--- begin ---
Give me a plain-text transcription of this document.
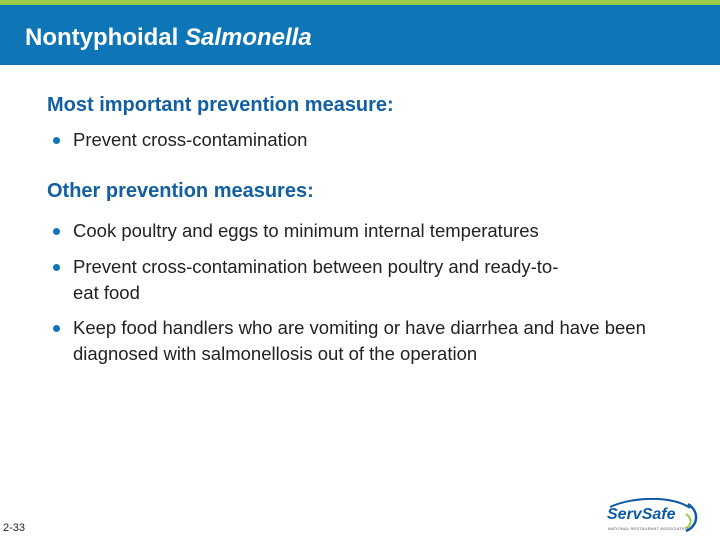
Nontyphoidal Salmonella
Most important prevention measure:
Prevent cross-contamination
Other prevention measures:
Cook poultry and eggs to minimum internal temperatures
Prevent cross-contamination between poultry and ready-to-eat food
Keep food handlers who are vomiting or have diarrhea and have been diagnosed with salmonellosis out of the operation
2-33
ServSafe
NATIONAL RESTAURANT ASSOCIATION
--- end ---
--- begin ---
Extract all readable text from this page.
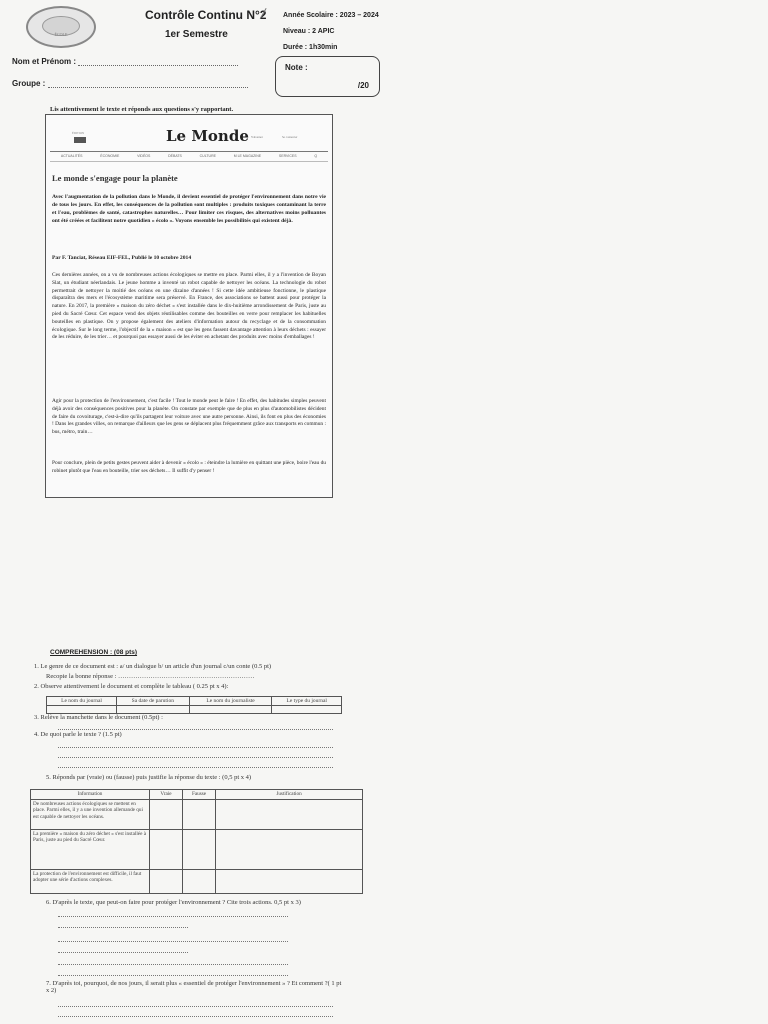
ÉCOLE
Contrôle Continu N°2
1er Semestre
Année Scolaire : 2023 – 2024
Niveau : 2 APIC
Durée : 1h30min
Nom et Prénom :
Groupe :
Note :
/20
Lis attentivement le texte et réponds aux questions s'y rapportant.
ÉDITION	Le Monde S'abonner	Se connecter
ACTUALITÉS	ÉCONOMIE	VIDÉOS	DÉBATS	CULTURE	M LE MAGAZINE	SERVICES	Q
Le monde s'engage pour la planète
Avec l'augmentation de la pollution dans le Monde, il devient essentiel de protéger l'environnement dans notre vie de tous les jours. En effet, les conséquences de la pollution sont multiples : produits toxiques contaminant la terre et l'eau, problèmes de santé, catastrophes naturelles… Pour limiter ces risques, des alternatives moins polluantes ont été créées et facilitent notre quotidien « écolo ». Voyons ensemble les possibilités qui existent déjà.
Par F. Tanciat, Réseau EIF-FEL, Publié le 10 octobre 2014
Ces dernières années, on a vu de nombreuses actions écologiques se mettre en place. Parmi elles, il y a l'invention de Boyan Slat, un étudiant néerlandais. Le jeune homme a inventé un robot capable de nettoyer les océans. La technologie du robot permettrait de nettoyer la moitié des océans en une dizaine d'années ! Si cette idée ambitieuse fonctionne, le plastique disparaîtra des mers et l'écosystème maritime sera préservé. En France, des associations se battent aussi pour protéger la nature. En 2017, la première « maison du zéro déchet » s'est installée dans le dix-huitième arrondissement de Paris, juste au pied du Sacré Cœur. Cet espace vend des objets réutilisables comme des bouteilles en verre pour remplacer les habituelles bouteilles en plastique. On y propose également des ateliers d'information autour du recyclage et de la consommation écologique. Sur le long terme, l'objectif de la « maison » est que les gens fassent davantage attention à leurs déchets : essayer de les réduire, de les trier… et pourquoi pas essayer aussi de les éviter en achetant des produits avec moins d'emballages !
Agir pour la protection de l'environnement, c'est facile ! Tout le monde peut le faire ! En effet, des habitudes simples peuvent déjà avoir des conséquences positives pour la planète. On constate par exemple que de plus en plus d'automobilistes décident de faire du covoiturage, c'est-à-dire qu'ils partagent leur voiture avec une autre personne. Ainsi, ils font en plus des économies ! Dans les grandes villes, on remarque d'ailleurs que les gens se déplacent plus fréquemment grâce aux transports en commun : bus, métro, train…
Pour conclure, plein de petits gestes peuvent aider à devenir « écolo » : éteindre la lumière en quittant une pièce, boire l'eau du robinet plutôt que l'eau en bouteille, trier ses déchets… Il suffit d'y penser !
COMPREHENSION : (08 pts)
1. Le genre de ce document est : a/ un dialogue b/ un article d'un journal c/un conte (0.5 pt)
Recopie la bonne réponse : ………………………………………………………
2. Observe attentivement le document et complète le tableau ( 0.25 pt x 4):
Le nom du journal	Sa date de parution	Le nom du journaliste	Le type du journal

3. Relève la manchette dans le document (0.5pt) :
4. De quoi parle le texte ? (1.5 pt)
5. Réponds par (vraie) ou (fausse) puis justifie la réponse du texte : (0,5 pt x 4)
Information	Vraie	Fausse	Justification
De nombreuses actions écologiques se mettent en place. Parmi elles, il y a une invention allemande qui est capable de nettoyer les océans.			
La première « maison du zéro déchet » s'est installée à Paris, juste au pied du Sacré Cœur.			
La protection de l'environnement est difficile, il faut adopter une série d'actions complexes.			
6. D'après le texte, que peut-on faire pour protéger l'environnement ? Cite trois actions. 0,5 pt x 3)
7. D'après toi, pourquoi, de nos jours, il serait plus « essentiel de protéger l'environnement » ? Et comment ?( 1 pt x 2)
--- end ---
■ WORK TO COMPLETE: Count up every line above that has the word "this" in it; answer with the number alone.

■ ANSWER: 2